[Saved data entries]
⟨

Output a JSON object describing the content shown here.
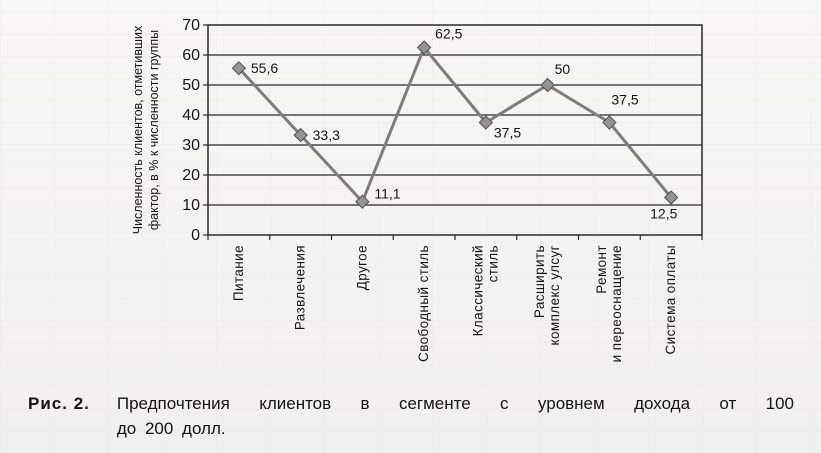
{
  "figure": {
    "caption": {
      "label": "Рис. 2.",
      "line1": "Предпочтения клиентов в сегменте с уровнем дохода от 100",
      "line2": "до 200 долл."
    }
  },
  "chart_data": {
    "type": "line",
    "title": "",
    "ylabel_lines": [
      "Численность клиентов, отметивших",
      "фактор, в % к численности группы"
    ],
    "categories": [
      "Питание",
      "Развлечения",
      "Другое",
      "Свободный стиль",
      "Классический стиль",
      "Расширить комплекс улсуг",
      "Ремонт и переоснащение",
      "Система оплаты"
    ],
    "category_label_lines": [
      [
        "Питание"
      ],
      [
        "Развлечения"
      ],
      [
        "Другое"
      ],
      [
        "Свободный стиль"
      ],
      [
        "Классический",
        "стиль"
      ],
      [
        "Расширить",
        "комплекс улсуг"
      ],
      [
        "Ремонт",
        "и переоснащение"
      ],
      [
        "Система оплаты"
      ]
    ],
    "values": [
      55.6,
      33.3,
      11.1,
      62.5,
      37.5,
      50,
      37.5,
      12.5
    ],
    "point_labels": [
      "55,6",
      "33,3",
      "11,1",
      "62,5",
      "37,5",
      "50",
      "37,5",
      "12,5"
    ],
    "ylim": [
      0,
      70
    ],
    "ytick_step": 10,
    "ytick_labels": [
      "70",
      "60",
      "50",
      "40",
      "30",
      "20",
      "10",
      "0"
    ],
    "grid": true,
    "legend": false,
    "marker": "diamond",
    "colors": {
      "line": "#7d7d7d",
      "marker_fill": "#949494",
      "marker_stroke": "#4f4f4f",
      "axis": "#2b2b2b",
      "text": "#161616"
    }
  }
}
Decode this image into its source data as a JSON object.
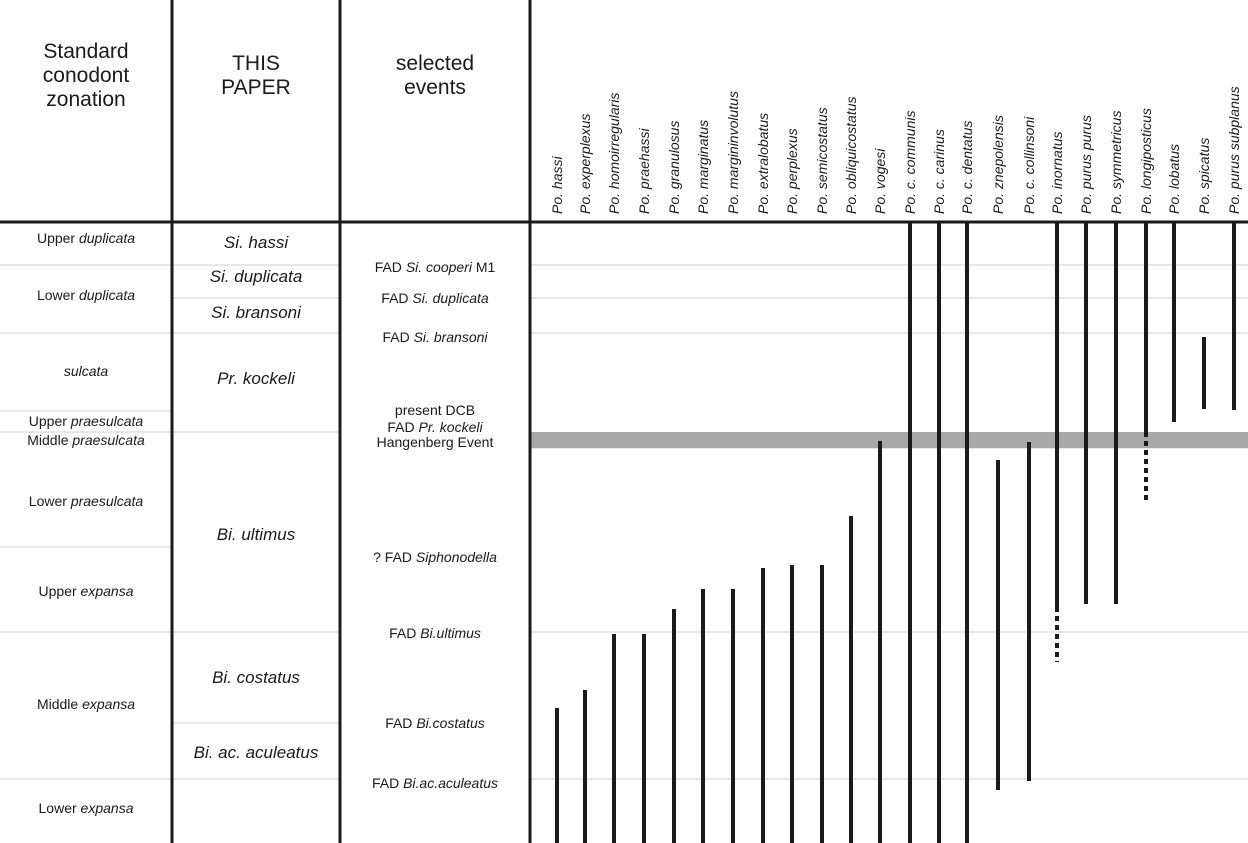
{
  "headers": {
    "zonation": [
      "Standard",
      "conodont",
      "zonation"
    ],
    "paper": [
      "THIS",
      "PAPER"
    ],
    "events": [
      "selected",
      "events"
    ]
  },
  "colors": {
    "line": "#1a1a1a",
    "grid": "#cfcfcf",
    "band": "#a8a8a8"
  },
  "chart_data": {
    "type": "range-chart",
    "standard_zones": [
      {
        "prefix": "Upper ",
        "name": "duplicata"
      },
      {
        "prefix": "Lower ",
        "name": "duplicata"
      },
      {
        "prefix": "",
        "name": "sulcata"
      },
      {
        "prefix": "Upper ",
        "name": "praesulcata"
      },
      {
        "prefix": "Middle ",
        "name": "praesulcata"
      },
      {
        "prefix": "Lower ",
        "name": "praesulcata"
      },
      {
        "prefix": "Upper ",
        "name": "expansa"
      },
      {
        "prefix": "Middle ",
        "name": "expansa"
      },
      {
        "prefix": "Lower ",
        "name": "expansa"
      }
    ],
    "this_paper_zones": [
      "Si. hassi",
      "Si. duplicata",
      "Si. bransoni",
      "Pr. kockeli",
      "Bi. ultimus",
      "Bi. costatus",
      "Bi. ac. aculeatus"
    ],
    "events": [
      {
        "prefix": "FAD ",
        "italic": "Si. cooperi",
        "suffix": " M1"
      },
      {
        "prefix": "FAD ",
        "italic": "Si. duplicata",
        "suffix": ""
      },
      {
        "prefix": "FAD ",
        "italic": "Si. bransoni",
        "suffix": ""
      },
      {
        "prefix": "present DCB",
        "italic": "",
        "suffix": ""
      },
      {
        "prefix": "FAD ",
        "italic": "Pr. kockeli",
        "suffix": ""
      },
      {
        "prefix": "Hangenberg Event",
        "italic": "",
        "suffix": ""
      },
      {
        "prefix": "? FAD ",
        "italic": "Siphonodella",
        "suffix": ""
      },
      {
        "prefix": "FAD ",
        "italic": "Bi.ultimus",
        "suffix": ""
      },
      {
        "prefix": "FAD ",
        "italic": "Bi.costatus",
        "suffix": ""
      },
      {
        "prefix": "FAD ",
        "italic": "Bi.ac.aculeatus",
        "suffix": ""
      }
    ],
    "species": [
      {
        "name": "Po. hassi",
        "base": 0.875,
        "top": 1.0
      },
      {
        "name": "Po. experplexus",
        "base": 0.851,
        "top": 1.0
      },
      {
        "name": "Po. homoirregularis",
        "base": 0.491,
        "top": 1.0
      },
      {
        "name": "Po. praehassi",
        "base": 0.491,
        "top": 1.0
      },
      {
        "name": "Po. granulosus",
        "base": 0.39,
        "top": 1.0
      },
      {
        "name": "Po. marginatus",
        "base": 0.185,
        "top": 1.0
      },
      {
        "name": "Po. margininvolutus",
        "base": 0.185,
        "top": 1.0
      },
      {
        "name": "Po. extralobatus",
        "base": 0.975,
        "top": 1.0
      },
      {
        "name": "Po. perplexus",
        "base": 0.958,
        "top": 1.0
      },
      {
        "name": "Po. semicostatus",
        "base": 0.958,
        "top": 1.0
      },
      {
        "name": "Po. obliquicostatus",
        "base": 0.635,
        "top": 1.0
      },
      {
        "name": "Po. vogesi",
        "base": 0.0,
        "top": 1.0
      },
      {
        "name": "Po. c. communis",
        "base": 0.0,
        "top": 8.0
      },
      {
        "name": "Po. c. carinus",
        "base": 0.0,
        "top": 8.0
      },
      {
        "name": "Po. c. dentatus",
        "base": 0.0,
        "top": 8.0
      },
      {
        "name": "Po. znepolensis",
        "base": 0.0,
        "top": 0.667
      },
      {
        "name": "Po. c. collinsoni",
        "base": 0.0,
        "top": 0.0
      },
      {
        "name": "Po. inornatus",
        "base": 0.0,
        "top": 8.0,
        "dashed": [
          0.385,
          0.0
        ]
      },
      {
        "name": "Po. purus purus",
        "base": 0.0,
        "top": 8.0
      },
      {
        "name": "Po. symmetricus",
        "base": 0.0,
        "top": 8.0
      },
      {
        "name": "Po. longiposticus",
        "base": 0.0,
        "top": 8.0,
        "dashed": [
          0.0,
          0.525
        ]
      },
      {
        "name": "Po. lobatus",
        "base": 0.0,
        "top": 8.0
      },
      {
        "name": "Po. spicatus",
        "base": 0.0,
        "top": 1.0
      },
      {
        "name": "Po. purus subplanus",
        "base": 0.0,
        "top": 8.0
      }
    ]
  }
}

⟩

Exercise: Of the lines above, how many contain the word "purus"? Provide the number and nothing else.

Correct answer: 2